__WHAT IS NEEDED__:
Copy every line in the records below that contains the word "this".

__Data extracted from a collection__:
════════════════
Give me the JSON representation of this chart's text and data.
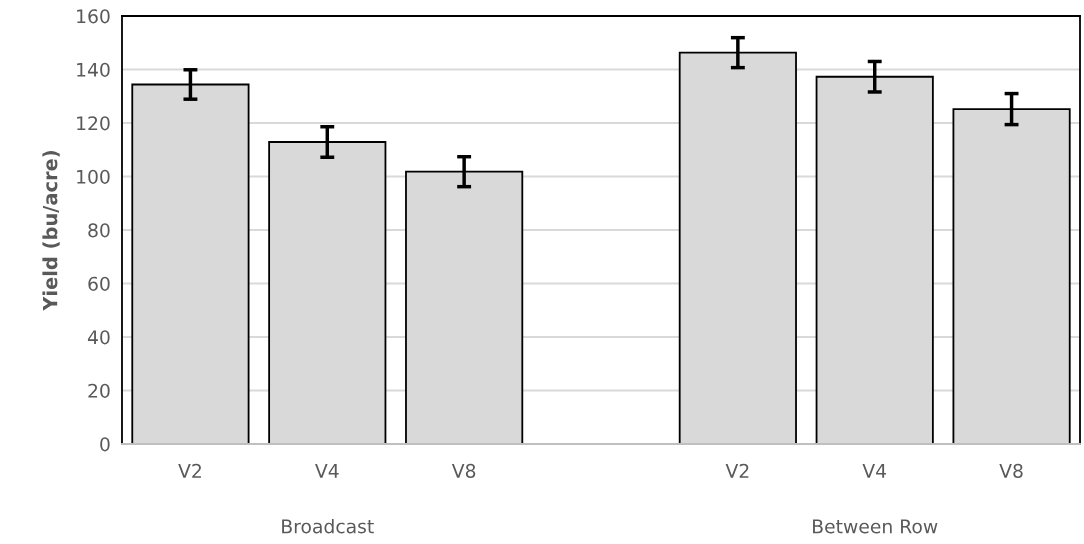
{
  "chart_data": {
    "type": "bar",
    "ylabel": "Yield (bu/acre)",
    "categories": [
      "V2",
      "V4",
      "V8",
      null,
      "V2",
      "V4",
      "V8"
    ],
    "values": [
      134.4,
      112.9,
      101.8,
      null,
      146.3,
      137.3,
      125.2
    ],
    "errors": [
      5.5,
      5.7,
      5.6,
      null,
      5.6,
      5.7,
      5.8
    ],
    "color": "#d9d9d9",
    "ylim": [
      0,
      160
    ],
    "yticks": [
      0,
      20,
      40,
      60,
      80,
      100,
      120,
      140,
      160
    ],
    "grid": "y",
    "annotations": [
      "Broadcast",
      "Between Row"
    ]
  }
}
════════════════
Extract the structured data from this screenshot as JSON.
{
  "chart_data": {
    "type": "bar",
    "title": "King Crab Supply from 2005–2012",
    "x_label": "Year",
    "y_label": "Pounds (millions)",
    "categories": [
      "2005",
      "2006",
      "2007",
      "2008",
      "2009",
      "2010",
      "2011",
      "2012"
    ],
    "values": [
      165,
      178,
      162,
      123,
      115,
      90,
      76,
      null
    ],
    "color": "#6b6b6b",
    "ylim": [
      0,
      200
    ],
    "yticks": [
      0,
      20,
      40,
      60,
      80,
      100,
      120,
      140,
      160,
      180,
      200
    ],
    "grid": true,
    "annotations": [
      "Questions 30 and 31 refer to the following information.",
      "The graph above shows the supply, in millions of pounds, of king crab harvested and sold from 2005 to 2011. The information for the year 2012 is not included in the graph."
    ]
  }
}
════════════════
__TASK OUTPUT__:
Give me the JSON representation of this chart's text and data.
Extract the structured data from this screenshot as JSON.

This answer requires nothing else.